How many lines of the material below contain the string "beleidsontwikkeling"? Answer with the number and nothing else.

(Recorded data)
##########

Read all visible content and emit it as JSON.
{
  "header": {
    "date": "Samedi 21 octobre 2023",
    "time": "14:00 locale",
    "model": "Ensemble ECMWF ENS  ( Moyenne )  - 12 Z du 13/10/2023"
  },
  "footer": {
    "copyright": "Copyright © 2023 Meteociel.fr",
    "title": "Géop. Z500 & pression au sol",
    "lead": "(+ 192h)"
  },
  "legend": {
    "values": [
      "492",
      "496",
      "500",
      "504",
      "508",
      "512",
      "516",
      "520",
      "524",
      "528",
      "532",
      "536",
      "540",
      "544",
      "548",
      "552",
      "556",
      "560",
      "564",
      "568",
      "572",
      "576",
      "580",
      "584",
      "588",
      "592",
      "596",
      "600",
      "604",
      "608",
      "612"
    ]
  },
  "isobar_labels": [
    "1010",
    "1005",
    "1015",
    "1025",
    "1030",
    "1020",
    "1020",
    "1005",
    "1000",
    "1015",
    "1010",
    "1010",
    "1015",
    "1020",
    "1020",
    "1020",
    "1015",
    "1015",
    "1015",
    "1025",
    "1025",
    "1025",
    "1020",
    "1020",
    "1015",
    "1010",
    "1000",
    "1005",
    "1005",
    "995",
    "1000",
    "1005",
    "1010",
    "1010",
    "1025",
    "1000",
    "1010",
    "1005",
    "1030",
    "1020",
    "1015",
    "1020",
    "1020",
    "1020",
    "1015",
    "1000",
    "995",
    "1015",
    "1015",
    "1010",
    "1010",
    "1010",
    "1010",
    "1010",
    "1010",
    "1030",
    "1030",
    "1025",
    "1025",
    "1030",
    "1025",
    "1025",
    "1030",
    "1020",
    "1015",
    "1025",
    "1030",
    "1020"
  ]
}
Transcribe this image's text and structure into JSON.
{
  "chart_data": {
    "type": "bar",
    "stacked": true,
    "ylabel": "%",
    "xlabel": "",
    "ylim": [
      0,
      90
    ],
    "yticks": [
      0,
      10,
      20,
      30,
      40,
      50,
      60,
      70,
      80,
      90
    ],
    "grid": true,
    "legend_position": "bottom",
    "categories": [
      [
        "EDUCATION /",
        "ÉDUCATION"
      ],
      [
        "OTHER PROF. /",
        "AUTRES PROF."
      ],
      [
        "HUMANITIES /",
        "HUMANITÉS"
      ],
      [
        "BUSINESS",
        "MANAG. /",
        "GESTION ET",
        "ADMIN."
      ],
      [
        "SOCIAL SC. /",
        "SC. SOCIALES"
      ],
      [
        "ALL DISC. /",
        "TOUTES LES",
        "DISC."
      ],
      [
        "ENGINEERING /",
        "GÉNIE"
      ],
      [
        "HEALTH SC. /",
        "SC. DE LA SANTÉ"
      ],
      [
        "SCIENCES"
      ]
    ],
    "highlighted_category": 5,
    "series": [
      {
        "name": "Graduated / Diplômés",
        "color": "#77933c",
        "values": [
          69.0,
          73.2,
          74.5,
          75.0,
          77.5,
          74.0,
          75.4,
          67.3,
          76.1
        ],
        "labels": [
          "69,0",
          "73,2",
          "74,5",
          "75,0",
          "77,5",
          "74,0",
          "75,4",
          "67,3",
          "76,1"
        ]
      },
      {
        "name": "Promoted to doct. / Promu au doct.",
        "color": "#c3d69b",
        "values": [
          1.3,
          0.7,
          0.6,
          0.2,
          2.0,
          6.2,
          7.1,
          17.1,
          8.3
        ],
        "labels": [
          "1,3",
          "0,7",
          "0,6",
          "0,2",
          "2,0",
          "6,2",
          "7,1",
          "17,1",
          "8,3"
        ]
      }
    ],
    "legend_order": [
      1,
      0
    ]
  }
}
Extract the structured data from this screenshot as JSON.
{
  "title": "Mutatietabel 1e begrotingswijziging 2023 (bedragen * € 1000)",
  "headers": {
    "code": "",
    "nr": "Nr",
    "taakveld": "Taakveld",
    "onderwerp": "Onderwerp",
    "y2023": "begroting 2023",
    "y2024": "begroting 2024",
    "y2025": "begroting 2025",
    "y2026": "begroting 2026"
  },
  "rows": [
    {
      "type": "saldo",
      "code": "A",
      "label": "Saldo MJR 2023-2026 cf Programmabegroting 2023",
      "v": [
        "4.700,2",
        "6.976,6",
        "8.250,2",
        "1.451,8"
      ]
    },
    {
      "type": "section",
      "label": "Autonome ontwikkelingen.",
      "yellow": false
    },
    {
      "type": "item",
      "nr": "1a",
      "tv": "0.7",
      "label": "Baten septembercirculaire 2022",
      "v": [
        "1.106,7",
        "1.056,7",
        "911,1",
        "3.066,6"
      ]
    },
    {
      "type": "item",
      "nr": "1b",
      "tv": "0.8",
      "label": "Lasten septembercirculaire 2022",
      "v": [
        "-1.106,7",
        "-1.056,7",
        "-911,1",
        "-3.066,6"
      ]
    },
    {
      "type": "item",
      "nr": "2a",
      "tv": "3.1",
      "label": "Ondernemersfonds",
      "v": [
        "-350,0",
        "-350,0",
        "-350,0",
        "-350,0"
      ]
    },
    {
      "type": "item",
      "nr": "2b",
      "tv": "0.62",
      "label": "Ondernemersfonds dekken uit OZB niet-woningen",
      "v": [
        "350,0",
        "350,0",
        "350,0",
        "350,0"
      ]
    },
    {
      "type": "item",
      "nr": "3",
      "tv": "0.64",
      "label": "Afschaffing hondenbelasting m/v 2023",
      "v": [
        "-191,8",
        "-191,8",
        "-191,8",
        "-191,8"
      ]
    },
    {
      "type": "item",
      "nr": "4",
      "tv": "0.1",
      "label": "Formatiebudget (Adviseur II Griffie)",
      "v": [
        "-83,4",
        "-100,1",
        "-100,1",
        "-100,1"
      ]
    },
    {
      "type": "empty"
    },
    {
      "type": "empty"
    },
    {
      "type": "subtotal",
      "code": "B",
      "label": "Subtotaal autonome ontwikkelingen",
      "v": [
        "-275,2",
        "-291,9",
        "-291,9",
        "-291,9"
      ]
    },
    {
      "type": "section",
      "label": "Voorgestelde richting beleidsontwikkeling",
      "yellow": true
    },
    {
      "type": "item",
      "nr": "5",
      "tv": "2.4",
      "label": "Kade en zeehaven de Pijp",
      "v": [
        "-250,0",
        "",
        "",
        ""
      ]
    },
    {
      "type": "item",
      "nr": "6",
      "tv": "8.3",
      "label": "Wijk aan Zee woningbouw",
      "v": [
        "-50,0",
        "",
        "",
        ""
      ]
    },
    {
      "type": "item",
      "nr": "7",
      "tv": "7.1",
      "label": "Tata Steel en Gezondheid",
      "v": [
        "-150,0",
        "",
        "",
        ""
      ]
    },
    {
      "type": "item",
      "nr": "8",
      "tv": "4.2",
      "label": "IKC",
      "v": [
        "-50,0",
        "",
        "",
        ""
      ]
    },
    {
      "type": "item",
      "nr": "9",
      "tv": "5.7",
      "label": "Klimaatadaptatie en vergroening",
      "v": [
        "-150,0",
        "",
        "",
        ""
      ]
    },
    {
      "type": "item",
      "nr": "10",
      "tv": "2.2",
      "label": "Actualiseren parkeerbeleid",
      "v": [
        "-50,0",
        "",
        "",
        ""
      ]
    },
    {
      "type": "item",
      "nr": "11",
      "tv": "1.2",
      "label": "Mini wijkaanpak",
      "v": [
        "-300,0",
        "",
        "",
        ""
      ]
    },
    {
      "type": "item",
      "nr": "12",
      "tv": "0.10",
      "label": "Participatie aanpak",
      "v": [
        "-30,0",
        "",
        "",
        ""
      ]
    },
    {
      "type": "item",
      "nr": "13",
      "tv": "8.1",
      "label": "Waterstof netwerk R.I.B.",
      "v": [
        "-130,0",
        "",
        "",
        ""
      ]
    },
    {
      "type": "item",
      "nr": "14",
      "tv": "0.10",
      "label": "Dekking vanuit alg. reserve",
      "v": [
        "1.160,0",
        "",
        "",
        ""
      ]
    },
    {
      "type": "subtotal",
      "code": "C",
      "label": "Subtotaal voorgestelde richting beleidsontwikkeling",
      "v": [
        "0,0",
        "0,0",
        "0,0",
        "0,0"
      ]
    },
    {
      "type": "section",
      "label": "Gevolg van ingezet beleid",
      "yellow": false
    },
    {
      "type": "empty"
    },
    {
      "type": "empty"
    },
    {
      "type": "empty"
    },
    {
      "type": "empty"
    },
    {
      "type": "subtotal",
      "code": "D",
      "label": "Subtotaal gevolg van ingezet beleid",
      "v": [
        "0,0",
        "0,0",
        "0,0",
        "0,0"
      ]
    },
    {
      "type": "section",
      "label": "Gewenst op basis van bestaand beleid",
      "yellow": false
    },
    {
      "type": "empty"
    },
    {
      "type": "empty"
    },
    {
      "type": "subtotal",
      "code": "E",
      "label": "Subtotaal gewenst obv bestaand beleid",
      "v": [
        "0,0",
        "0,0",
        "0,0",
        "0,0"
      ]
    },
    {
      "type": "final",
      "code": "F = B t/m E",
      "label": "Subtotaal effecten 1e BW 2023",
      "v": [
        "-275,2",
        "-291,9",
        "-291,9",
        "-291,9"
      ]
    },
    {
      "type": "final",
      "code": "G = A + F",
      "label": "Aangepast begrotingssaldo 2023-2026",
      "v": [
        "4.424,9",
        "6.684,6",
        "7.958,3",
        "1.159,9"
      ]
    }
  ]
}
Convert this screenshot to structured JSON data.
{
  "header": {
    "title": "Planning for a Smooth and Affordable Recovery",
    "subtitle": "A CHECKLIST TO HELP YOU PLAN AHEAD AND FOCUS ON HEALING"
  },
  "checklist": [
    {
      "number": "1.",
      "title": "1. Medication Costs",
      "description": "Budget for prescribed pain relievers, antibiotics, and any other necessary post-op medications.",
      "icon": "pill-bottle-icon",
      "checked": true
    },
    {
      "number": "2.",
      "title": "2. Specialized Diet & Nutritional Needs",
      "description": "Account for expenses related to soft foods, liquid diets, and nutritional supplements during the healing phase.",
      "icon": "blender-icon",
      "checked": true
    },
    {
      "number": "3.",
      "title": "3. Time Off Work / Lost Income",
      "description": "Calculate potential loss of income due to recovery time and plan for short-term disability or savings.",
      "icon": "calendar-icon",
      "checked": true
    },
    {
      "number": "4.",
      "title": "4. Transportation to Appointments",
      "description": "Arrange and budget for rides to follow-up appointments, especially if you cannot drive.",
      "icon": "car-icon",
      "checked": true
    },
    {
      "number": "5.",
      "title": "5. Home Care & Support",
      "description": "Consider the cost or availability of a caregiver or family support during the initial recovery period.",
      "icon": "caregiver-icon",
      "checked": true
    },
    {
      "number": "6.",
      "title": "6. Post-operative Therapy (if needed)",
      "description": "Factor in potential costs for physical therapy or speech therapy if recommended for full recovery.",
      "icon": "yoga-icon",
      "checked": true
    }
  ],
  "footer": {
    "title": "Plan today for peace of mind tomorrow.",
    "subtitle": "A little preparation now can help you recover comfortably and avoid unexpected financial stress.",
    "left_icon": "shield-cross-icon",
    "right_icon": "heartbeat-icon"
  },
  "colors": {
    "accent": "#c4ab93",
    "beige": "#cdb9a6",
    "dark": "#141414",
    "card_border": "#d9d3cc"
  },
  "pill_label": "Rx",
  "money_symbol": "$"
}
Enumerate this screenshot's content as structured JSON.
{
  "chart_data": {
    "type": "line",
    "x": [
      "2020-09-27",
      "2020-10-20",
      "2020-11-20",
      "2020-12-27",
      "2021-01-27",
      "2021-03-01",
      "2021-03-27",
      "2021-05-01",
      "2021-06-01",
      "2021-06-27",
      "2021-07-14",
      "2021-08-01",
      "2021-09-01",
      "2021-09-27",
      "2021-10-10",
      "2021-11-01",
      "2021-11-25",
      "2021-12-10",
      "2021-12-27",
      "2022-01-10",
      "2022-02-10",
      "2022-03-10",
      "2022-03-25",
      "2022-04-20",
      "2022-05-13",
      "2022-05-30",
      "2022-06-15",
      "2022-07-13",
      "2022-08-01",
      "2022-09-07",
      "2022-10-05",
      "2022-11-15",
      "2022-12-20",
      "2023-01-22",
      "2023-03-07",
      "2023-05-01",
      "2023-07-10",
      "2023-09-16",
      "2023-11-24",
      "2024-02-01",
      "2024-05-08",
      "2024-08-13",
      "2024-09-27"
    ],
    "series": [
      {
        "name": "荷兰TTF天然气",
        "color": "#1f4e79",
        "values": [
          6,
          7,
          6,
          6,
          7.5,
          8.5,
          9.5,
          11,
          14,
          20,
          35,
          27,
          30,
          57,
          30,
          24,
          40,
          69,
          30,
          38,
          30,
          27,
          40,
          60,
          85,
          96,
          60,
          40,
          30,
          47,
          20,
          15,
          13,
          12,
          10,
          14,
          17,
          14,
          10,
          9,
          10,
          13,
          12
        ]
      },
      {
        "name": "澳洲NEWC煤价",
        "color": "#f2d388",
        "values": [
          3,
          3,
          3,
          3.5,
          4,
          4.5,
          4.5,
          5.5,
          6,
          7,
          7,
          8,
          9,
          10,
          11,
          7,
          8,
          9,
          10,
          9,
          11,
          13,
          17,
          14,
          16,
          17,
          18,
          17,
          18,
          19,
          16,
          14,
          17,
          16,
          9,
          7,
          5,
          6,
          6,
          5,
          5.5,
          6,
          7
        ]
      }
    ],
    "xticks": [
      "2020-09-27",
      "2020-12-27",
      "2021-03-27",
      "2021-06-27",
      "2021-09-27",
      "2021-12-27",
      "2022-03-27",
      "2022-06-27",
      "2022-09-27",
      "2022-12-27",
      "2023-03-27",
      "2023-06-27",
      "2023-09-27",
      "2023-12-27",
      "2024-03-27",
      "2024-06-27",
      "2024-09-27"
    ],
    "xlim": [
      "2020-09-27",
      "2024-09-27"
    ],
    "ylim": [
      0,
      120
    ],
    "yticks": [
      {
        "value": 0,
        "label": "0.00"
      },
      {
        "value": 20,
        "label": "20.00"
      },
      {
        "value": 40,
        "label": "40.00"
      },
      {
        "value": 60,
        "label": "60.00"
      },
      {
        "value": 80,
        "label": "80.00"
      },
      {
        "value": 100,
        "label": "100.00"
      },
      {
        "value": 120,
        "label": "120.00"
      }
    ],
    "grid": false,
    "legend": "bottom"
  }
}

##########

**The response:**
2